- REQUIREMENTS
Where a line contains the word "interviewer", copy that line.

- RECORD EXCERPTS
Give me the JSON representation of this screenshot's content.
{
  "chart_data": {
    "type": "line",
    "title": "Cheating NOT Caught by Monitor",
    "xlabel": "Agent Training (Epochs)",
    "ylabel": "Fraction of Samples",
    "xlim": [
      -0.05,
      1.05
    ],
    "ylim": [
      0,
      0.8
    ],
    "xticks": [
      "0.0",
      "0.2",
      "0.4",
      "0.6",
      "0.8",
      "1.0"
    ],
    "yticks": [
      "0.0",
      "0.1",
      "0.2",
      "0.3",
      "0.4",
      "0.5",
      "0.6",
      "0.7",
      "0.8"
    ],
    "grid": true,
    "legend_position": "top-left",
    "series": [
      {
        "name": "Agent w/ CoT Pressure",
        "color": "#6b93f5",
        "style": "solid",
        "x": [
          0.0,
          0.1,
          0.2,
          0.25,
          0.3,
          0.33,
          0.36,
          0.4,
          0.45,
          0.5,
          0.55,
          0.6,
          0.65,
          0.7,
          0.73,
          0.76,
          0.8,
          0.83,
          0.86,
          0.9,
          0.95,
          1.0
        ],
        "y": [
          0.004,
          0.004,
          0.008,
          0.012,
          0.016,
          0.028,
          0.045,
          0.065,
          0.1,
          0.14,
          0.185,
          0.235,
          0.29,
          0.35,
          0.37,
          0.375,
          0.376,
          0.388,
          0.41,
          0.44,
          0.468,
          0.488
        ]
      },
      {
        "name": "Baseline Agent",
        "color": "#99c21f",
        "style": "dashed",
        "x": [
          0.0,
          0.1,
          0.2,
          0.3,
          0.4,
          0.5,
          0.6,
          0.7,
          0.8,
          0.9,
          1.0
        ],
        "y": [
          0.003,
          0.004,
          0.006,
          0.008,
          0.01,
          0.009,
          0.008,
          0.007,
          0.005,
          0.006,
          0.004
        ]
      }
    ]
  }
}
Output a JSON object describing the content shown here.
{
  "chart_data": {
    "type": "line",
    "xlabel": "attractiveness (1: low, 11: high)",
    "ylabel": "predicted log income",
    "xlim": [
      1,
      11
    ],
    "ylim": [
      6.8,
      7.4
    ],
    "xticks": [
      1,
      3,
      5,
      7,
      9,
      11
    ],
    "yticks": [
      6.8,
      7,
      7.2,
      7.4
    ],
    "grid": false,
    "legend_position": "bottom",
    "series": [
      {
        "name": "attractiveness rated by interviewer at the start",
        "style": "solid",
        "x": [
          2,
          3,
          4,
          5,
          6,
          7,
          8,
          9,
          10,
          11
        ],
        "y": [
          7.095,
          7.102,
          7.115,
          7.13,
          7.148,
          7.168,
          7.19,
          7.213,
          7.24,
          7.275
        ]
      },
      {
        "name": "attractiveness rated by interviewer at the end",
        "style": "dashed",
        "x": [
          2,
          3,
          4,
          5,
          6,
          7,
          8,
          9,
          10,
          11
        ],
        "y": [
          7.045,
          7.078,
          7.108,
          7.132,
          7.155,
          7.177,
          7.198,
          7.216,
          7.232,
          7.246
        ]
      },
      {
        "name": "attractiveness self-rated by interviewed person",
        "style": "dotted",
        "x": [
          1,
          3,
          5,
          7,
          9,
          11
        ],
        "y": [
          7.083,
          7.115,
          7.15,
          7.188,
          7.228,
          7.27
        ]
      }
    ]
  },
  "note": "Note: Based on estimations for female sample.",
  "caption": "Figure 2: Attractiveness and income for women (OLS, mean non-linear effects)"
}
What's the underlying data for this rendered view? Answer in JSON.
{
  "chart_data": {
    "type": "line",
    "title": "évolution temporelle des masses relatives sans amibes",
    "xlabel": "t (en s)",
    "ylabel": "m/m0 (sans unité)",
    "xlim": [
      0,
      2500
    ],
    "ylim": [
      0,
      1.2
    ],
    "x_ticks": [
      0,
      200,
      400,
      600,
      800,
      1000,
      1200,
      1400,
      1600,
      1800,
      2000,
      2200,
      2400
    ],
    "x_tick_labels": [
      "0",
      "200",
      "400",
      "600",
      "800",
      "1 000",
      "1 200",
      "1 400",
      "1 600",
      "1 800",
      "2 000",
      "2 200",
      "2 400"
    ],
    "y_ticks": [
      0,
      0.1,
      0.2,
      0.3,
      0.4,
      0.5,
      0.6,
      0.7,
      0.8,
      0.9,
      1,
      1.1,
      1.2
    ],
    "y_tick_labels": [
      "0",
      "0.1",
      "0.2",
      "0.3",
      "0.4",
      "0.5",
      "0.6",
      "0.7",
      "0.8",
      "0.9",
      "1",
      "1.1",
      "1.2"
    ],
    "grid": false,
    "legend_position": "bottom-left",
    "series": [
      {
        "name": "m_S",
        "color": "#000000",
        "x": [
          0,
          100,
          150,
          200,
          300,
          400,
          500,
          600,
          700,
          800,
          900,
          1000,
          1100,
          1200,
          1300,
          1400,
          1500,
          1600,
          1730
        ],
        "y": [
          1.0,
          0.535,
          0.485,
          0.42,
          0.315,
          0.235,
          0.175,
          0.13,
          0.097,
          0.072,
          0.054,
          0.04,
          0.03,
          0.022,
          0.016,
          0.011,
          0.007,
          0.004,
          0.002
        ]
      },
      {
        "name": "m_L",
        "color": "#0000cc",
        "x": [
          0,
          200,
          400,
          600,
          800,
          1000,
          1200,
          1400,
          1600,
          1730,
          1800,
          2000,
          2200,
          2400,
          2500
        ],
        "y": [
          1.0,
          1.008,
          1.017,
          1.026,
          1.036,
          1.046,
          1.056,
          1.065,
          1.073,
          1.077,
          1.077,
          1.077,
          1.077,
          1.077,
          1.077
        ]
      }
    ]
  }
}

- FINISHED ANSWER
        "name": "attractiveness rated by interviewer at the start",
        "name": "attractiveness rated by interviewer at the end",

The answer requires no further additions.